(Extracted data entries)
··········

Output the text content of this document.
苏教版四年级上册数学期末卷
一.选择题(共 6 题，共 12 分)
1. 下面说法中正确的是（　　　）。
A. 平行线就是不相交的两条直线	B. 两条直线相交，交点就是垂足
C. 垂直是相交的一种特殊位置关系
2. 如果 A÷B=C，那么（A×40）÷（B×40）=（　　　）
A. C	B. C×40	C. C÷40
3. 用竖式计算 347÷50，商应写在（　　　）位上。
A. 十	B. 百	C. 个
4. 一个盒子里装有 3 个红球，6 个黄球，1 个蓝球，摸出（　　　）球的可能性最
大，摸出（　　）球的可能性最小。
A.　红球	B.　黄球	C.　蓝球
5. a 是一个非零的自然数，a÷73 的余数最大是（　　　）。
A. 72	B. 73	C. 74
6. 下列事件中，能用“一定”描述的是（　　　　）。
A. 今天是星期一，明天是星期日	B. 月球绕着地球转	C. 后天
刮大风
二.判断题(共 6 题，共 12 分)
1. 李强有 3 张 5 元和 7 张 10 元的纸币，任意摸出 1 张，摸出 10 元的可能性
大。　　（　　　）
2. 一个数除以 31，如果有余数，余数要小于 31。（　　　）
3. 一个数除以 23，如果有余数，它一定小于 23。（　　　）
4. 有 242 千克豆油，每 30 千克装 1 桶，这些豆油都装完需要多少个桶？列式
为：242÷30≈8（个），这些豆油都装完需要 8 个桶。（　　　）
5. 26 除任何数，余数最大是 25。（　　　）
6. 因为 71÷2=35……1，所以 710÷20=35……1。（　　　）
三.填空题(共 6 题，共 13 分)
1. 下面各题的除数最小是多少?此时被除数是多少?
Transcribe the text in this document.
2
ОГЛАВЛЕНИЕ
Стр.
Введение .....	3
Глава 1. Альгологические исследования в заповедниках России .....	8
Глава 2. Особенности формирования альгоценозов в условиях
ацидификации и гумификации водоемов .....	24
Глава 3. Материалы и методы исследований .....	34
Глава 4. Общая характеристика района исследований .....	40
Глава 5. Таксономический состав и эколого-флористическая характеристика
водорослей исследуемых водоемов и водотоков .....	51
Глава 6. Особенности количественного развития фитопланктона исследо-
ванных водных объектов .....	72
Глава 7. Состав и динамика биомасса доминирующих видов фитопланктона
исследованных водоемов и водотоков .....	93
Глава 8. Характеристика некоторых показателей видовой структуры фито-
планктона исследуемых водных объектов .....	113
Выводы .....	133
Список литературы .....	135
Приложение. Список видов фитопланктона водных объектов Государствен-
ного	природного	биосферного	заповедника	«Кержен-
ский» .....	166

··········

- Required work: Copy every line of the listing that contains the word "document".

- Response for this exercise:
Output the text content of this document.
Transcribe the text in this document.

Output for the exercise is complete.